## begin

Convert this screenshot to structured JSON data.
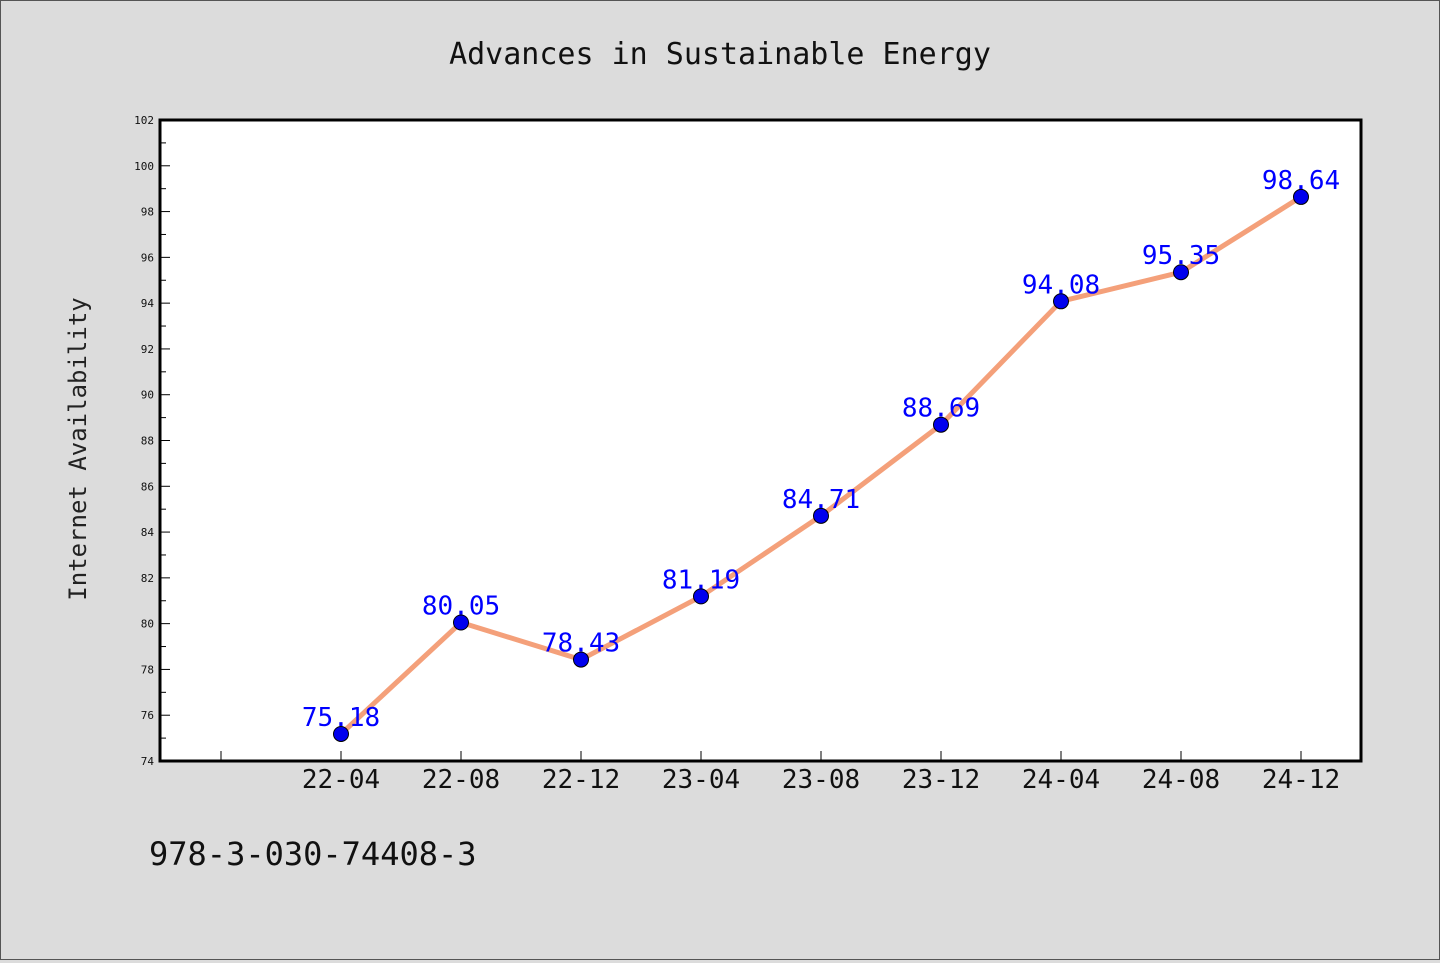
{
  "chart_data": {
    "type": "line",
    "title": "Advances in Sustainable Energy",
    "xlabel": "",
    "ylabel": "Internet Availability",
    "categories": [
      "22-04",
      "22-08",
      "22-12",
      "23-04",
      "23-08",
      "23-12",
      "24-04",
      "24-08",
      "24-12"
    ],
    "values": [
      75.18,
      80.05,
      78.43,
      81.19,
      84.71,
      88.69,
      94.08,
      95.35,
      98.64
    ],
    "data_labels": [
      "75.18",
      "80.05",
      "78.43",
      "81.19",
      "84.71",
      "88.69",
      "94.08",
      "95.35",
      "98.64"
    ],
    "ylim": [
      74,
      102
    ],
    "yticks": [
      74,
      76,
      78,
      80,
      82,
      84,
      86,
      88,
      90,
      92,
      94,
      96,
      98,
      100,
      102
    ],
    "grid": false,
    "line_color": "#f4a07a",
    "marker_color": "#0000ee",
    "label_color": "#0000ff"
  },
  "footnote": "978-3-030-74408-3"
}
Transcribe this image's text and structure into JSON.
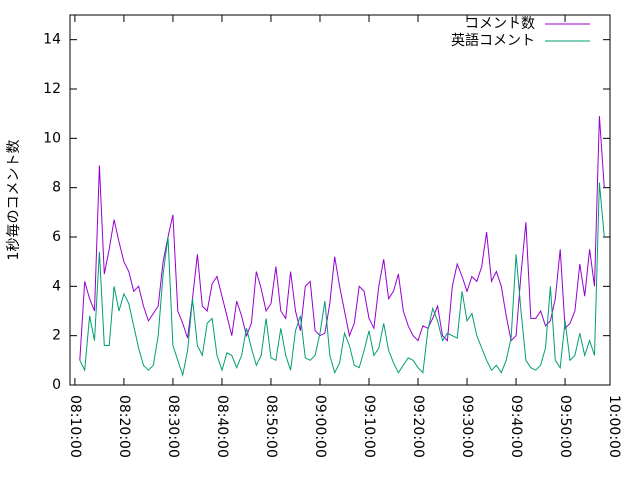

## end

**Exercise objective**
Leave images out of the retyped records; keep all else exact.

**Solved exercise**
Convert this screenshot to structured JSON data.
{
  "chart_data": {
    "type": "line",
    "title": "Advances in Sustainable Energy",
    "xlabel": "",
    "ylabel": "Internet Availability",
    "categories": [
      "22-04",
      "22-08",
      "22-12",
      "23-04",
      "23-08",
      "23-12",
      "24-04",
      "24-08",
      "24-12"
    ],
    "values": [
      75.18,
      80.05,
      78.43,
      81.19,
      84.71,
      88.69,
      94.08,
      95.35,
      98.64
    ],
    "data_labels": [
      "75.18",
      "80.05",
      "78.43",
      "81.19",
      "84.71",
      "88.69",
      "94.08",
      "95.35",
      "98.64"
    ],
    "ylim": [
      74,
      102
    ],
    "yticks": [
      74,
      76,
      78,
      80,
      82,
      84,
      86,
      88,
      90,
      92,
      94,
      96,
      98,
      100,
      102
    ],
    "grid": false,
    "line_color": "#f4a07a",
    "marker_color": "#0000ee",
    "label_color": "#0000ff"
  },
  "footnote": "978-3-030-74408-3"
}
Transcribe this image's text and structure into JSON.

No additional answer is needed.